釣場
つりば
名詞
標準
文例 · 用例
またこのあたりの堤下、上は柳畑辺より下は三囲祠前の下流十間までの間は有名なる○鯉釣場にして、いはゆる浅草川の紫鯉を産するところなれば、漁獲の数甚だ多からざるにかゝはらず釣客の綸を垂るゝもの甚だ少からず。
— 幸田露伴 『水の東京』 青空文庫
この驚愕は自分をして当面の釣場の事よりは自分を自分の心裏に起った事に引付けたから、自分は少年との応酬を忘れて、少年への観察を敢てするに至った。
— 幸田露伴 『蘆声』 青空文庫
よい釣場を見つけたが、雑魚一ぴきも釣れなかつた。
— 種田山頭火 『行乞記』 青空文庫
釣場へ徃復二里あまり、四時間あまり釣つたので、ほどよく労れて睡ることが出来た。
— 種田山頭火 『其中日記』 青空文庫
……今日も午後は六丁釣場へ出かけた、先客一人、なか/\上手に釣つてゐる、私もゆつくり構へこんだが、痔が痛むし、暑苦しいし、その上、近在の河童小僧連が押し寄せてうるさいので、早々切りあげて戻つた。

提供データ:
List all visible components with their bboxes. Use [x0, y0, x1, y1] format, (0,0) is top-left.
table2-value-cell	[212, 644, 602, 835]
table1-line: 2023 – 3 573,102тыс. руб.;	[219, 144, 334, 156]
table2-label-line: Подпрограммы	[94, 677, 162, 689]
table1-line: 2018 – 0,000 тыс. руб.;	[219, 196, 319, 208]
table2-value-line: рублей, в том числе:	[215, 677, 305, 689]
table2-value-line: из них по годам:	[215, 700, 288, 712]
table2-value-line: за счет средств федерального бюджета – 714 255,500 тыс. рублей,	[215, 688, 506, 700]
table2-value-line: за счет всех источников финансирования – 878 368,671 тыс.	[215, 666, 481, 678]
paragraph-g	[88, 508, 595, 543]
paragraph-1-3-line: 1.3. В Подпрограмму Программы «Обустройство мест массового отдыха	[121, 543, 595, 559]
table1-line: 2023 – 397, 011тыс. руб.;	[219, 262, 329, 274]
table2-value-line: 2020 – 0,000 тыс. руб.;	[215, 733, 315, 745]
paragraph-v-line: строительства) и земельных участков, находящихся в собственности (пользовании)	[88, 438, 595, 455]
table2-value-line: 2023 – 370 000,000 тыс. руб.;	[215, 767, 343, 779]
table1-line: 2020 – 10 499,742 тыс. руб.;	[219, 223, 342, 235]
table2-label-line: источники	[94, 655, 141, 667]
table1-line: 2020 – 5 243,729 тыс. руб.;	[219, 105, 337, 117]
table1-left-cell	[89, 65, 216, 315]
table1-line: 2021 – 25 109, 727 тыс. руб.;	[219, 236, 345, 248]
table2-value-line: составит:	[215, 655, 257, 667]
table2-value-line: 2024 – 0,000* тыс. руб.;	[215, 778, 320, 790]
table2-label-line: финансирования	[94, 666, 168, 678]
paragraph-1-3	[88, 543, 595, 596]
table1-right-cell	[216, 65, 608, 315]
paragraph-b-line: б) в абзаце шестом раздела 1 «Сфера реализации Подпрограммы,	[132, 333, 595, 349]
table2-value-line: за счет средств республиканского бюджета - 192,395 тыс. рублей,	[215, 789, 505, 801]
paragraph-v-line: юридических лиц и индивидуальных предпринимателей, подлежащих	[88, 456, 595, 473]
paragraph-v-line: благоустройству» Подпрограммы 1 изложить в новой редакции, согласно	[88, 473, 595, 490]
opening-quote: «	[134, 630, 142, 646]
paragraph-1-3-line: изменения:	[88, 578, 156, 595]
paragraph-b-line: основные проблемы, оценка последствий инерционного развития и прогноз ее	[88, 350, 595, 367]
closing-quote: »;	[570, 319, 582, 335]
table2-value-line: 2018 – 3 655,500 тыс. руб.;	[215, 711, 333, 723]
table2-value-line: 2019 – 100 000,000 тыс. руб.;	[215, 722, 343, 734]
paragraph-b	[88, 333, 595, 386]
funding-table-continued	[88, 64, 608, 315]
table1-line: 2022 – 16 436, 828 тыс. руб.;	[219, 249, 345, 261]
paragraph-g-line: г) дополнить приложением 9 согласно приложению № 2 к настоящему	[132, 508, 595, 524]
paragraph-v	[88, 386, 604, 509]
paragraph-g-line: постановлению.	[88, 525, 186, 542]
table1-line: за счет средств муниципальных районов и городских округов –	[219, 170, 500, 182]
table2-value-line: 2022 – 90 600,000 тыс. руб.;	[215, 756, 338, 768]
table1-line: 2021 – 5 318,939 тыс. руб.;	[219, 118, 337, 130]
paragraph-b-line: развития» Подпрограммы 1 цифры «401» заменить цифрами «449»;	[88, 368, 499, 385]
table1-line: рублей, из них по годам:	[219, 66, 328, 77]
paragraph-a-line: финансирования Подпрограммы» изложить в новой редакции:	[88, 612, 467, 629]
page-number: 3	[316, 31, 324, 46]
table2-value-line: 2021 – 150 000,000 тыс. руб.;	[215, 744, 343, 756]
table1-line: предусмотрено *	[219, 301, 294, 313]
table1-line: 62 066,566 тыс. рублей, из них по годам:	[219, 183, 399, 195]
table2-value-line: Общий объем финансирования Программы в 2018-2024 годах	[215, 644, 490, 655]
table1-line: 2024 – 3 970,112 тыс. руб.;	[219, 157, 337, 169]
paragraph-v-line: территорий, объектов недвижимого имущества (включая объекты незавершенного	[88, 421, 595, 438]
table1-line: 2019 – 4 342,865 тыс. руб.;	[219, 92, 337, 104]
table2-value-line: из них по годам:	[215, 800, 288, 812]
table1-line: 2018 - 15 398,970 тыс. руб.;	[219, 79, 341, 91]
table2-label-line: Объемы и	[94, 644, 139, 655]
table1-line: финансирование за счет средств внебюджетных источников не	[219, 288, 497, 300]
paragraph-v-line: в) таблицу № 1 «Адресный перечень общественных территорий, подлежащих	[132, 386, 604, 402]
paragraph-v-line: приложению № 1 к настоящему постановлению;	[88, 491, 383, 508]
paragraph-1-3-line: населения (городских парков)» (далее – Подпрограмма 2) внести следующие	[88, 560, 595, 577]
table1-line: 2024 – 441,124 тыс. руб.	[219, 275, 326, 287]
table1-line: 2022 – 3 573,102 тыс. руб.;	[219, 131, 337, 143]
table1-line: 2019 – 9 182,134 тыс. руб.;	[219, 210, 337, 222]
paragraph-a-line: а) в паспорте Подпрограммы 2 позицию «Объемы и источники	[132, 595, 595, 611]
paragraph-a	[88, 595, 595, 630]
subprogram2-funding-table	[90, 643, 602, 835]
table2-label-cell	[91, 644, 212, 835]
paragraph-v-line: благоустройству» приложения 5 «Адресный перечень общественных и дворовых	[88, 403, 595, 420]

課題の指示:
上に示した「釣場」の用例を、最後の文の後から書き継いでください。

解答欄:
— 種田山頭火 『其中日記』 青空文庫
午後、あまり辛気くさいので出かける、ちよつと農学校に寄つて、樹明君と話したり新聞を読んだりする、それから上郷の釣場を偵察した、あまり恰好な場所でもない、水浴して帰庵、蓼数株を手折つたが、萎れて駄目だつた。
— 種田山頭火 『其中日記』 青空文庫
* 村の人達は、その夜いつものやうに艪拍子も賑やかに、沖の釣場にむかつて漕ぎだしました。
— 童話集 『小熊秀雄全集-14』 青空文庫
子供のときから本所に育った人ですから、置いてけ堀のことは勿論知っていましたが、今までこゝらの川筋は大抵自分の釣場所にしていても、曽て一度もこんな不思議に出逢ったことは無かったのに、きょう初めてこんな怪しい声を聴いたというのはまったく不思議です。